** Start of DATA FOR THIS EXERCISE **

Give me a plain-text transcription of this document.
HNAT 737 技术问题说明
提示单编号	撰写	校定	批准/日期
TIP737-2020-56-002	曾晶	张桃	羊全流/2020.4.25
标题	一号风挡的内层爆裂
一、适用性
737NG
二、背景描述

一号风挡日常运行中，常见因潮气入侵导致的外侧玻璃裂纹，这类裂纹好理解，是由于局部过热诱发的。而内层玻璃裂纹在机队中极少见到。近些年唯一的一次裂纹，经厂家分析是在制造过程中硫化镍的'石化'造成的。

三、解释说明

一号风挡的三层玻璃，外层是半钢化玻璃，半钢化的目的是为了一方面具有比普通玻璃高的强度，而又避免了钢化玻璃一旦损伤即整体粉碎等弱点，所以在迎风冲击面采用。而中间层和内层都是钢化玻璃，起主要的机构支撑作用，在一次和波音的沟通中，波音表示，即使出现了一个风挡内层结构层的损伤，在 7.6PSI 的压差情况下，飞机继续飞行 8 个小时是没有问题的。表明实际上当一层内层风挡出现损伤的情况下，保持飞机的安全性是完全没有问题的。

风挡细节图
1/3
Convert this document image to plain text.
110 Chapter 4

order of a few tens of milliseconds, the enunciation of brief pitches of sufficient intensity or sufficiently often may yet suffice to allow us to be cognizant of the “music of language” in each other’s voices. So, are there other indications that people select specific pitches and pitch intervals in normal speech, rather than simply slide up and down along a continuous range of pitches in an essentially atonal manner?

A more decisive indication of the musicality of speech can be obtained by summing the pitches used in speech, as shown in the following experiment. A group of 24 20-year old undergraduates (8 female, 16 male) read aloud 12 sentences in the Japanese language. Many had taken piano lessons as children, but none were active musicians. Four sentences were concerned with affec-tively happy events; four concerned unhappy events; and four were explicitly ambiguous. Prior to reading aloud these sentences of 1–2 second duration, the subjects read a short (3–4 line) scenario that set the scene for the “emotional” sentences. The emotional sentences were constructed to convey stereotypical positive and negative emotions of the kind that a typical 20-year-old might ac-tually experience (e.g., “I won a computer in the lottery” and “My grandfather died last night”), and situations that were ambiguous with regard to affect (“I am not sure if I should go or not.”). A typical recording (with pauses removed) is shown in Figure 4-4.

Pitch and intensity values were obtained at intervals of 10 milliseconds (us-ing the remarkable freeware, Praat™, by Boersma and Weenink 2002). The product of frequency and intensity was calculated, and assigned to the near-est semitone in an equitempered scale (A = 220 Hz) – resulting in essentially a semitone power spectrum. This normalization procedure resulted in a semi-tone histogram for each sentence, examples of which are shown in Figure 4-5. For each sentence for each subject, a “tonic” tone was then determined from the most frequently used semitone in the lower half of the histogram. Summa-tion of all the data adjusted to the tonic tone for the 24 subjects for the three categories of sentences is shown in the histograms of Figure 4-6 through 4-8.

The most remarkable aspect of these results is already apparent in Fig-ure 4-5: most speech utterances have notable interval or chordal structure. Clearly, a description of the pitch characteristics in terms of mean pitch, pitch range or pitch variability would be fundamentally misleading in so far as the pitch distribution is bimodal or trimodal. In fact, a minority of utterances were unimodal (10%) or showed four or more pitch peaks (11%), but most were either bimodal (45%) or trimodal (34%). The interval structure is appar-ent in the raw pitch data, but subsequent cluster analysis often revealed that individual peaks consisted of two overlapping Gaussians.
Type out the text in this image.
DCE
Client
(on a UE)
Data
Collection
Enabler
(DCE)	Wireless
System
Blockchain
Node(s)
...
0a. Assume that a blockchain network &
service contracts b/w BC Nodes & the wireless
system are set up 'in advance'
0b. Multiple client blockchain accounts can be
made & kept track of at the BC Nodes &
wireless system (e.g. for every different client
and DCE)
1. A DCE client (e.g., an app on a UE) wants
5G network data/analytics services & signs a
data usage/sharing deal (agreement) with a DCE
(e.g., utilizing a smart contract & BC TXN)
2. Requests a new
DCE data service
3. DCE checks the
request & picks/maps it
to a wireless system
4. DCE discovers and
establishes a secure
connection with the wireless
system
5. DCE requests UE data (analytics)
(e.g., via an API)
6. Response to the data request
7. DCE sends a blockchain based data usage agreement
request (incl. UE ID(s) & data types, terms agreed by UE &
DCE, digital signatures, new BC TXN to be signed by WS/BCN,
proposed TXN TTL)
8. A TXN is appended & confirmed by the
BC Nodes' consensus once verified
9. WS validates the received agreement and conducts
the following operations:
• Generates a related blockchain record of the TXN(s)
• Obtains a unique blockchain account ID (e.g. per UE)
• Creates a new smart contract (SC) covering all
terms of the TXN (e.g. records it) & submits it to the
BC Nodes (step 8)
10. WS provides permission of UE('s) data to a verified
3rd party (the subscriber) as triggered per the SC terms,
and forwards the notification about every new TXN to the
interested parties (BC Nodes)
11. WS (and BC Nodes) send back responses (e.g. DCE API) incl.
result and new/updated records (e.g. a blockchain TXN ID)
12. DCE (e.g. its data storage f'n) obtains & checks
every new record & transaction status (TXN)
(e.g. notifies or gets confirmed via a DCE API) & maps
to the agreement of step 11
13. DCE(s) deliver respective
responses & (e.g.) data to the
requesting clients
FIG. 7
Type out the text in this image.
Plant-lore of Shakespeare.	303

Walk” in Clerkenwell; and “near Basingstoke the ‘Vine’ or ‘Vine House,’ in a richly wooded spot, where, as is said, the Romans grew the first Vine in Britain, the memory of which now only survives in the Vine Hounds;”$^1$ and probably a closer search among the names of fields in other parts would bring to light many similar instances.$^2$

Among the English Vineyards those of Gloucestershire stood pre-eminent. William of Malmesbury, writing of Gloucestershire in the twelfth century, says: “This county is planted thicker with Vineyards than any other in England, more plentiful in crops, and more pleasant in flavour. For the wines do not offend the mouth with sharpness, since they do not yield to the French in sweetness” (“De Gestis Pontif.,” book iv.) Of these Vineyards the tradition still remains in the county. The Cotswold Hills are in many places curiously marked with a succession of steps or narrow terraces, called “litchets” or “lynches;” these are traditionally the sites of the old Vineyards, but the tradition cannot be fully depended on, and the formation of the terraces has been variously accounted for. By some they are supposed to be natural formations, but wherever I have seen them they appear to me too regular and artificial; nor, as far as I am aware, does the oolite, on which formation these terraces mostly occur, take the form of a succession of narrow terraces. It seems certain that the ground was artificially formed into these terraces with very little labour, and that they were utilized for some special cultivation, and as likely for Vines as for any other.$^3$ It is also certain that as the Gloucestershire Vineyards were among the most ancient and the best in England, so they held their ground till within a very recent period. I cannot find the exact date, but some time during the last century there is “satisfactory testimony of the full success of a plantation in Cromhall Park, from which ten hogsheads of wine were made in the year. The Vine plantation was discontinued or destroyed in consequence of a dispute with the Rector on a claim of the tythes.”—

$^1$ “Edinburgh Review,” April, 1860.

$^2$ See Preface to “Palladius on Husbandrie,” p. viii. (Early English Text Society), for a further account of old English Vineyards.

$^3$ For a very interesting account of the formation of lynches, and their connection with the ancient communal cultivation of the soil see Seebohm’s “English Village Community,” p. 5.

** End of DATA FOR THIS EXERCISE **

**WHAT THE TASK ASKS**: Filter the records above for lines containing the word "network", and copy those lines.

**COMPLETED EXERCISE**:
0a. Assume that a blockchain network &
5G network data/analytics services & signs a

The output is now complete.